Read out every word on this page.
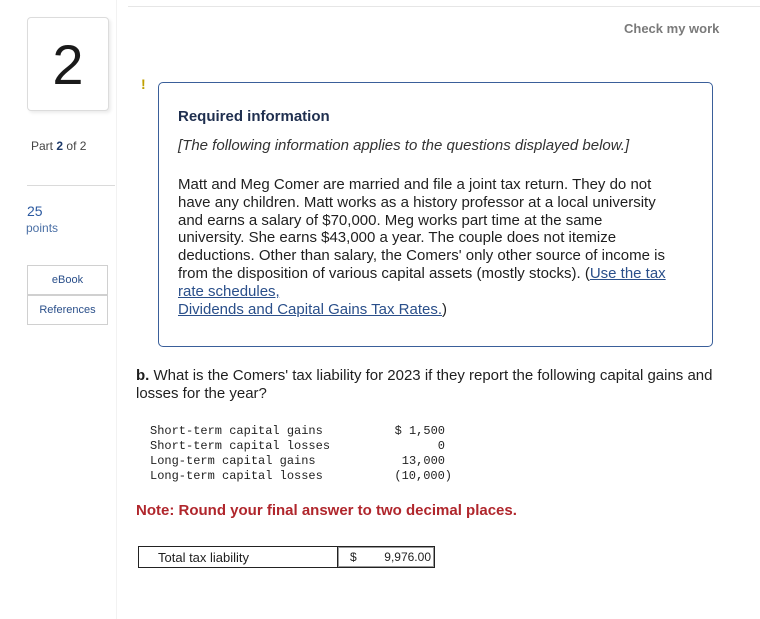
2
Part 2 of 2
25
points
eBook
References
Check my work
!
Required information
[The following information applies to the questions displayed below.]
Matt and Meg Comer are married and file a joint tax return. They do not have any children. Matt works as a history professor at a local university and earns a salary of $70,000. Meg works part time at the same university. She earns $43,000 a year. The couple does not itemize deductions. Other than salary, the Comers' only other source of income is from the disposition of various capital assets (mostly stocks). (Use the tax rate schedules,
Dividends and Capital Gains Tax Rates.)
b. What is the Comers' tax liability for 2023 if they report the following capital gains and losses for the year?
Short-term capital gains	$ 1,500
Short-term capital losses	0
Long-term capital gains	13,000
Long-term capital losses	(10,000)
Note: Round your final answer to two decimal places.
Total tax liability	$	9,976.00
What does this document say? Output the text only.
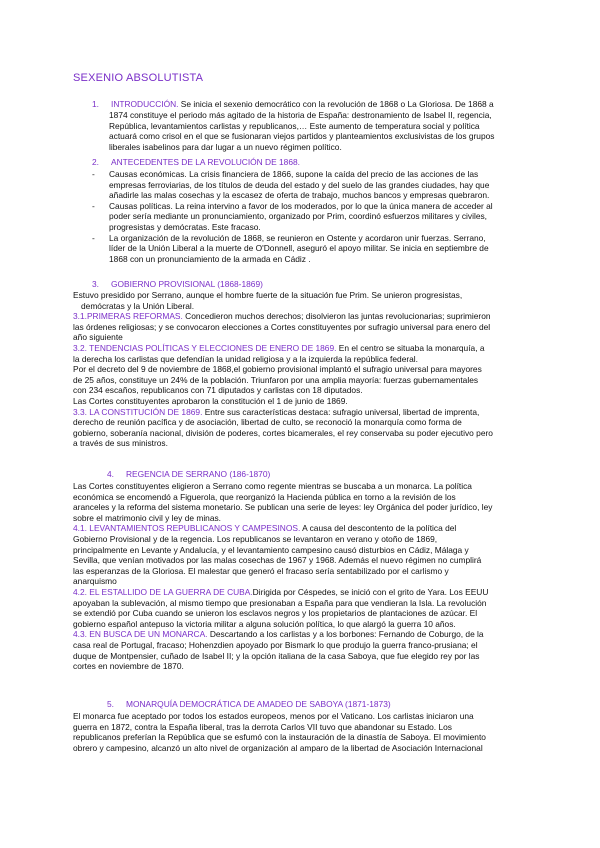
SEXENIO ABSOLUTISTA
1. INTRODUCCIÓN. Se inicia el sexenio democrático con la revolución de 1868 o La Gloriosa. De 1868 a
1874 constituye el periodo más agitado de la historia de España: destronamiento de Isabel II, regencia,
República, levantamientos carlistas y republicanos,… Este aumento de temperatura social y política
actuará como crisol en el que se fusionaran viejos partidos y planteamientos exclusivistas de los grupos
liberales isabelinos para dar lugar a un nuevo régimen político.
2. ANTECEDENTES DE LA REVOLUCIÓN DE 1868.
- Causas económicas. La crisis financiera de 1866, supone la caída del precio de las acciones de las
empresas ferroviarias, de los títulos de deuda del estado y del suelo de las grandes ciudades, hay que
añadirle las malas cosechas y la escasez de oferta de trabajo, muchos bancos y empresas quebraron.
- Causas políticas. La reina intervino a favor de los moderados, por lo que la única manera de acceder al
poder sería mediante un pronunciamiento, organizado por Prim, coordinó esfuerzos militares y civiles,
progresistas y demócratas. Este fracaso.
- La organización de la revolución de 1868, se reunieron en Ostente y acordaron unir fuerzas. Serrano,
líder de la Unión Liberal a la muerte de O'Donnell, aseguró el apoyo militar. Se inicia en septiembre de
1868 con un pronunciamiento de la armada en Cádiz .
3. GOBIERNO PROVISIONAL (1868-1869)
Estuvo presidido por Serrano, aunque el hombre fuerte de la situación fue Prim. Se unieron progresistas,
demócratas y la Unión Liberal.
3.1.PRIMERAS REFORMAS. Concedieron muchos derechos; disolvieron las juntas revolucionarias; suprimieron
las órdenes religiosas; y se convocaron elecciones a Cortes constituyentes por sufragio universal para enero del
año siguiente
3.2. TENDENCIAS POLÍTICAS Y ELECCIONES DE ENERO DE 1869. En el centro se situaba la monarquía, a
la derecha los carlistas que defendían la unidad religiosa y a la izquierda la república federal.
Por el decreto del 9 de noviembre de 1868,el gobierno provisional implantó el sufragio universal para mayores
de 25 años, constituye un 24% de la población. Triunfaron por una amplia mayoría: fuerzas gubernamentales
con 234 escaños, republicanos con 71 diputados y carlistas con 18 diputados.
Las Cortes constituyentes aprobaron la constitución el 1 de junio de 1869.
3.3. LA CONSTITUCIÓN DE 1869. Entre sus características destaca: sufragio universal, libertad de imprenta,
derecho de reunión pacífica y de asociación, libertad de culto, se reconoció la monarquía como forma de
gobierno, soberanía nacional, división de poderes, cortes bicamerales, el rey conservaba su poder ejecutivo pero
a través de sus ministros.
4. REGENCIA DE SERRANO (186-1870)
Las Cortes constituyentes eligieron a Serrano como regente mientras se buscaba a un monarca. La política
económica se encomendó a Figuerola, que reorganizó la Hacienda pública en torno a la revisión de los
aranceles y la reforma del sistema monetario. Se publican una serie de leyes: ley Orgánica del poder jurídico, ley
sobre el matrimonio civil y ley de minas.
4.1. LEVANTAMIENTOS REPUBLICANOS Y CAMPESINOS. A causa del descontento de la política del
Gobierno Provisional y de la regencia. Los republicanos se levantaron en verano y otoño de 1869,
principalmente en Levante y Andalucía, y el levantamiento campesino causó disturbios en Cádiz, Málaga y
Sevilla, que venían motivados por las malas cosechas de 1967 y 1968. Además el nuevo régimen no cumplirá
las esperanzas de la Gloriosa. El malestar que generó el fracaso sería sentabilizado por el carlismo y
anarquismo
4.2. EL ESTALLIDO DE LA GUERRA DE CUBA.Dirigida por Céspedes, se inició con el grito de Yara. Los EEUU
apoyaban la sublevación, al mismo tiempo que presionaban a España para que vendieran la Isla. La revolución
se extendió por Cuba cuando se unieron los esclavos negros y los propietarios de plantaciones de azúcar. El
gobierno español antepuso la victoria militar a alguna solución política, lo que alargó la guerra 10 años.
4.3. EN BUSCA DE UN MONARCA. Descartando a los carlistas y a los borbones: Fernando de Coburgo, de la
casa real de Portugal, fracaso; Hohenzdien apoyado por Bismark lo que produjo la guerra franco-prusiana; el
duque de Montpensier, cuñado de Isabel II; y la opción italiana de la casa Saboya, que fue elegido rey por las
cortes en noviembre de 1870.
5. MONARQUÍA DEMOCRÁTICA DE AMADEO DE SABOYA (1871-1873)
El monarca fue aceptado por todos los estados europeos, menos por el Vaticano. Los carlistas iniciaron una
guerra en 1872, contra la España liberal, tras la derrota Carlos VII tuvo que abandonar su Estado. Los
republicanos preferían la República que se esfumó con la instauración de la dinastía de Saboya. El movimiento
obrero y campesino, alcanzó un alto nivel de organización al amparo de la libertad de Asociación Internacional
_ _ _
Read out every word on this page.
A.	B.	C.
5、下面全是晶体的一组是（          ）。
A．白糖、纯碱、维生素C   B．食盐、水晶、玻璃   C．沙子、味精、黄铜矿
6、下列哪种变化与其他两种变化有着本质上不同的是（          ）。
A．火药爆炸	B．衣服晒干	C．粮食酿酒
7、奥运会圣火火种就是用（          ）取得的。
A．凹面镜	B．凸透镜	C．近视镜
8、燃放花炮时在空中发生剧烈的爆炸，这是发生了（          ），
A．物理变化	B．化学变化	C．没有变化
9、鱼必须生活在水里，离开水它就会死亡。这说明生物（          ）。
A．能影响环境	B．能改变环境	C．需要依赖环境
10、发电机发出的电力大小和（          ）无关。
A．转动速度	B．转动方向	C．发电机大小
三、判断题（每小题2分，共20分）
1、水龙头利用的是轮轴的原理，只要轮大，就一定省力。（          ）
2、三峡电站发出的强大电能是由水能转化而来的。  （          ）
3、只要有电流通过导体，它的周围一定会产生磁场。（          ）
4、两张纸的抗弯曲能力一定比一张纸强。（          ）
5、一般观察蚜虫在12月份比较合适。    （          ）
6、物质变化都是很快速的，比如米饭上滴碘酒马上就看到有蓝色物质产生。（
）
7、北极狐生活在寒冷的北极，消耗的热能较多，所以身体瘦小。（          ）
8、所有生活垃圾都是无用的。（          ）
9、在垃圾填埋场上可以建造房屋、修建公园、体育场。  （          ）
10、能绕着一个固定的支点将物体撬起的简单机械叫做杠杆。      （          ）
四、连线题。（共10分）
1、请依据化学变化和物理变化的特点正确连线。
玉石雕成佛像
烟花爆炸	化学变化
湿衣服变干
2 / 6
_ _ _
* [PROBLEM]:
Copy all lines from the listing that contain "liability".

* [ANSWER TO THIS PROBLEM]:
b. What is the Comers' tax liability for 2023 if they report the following capital gains and losses for the year?
Total tax liability	$	9,976.00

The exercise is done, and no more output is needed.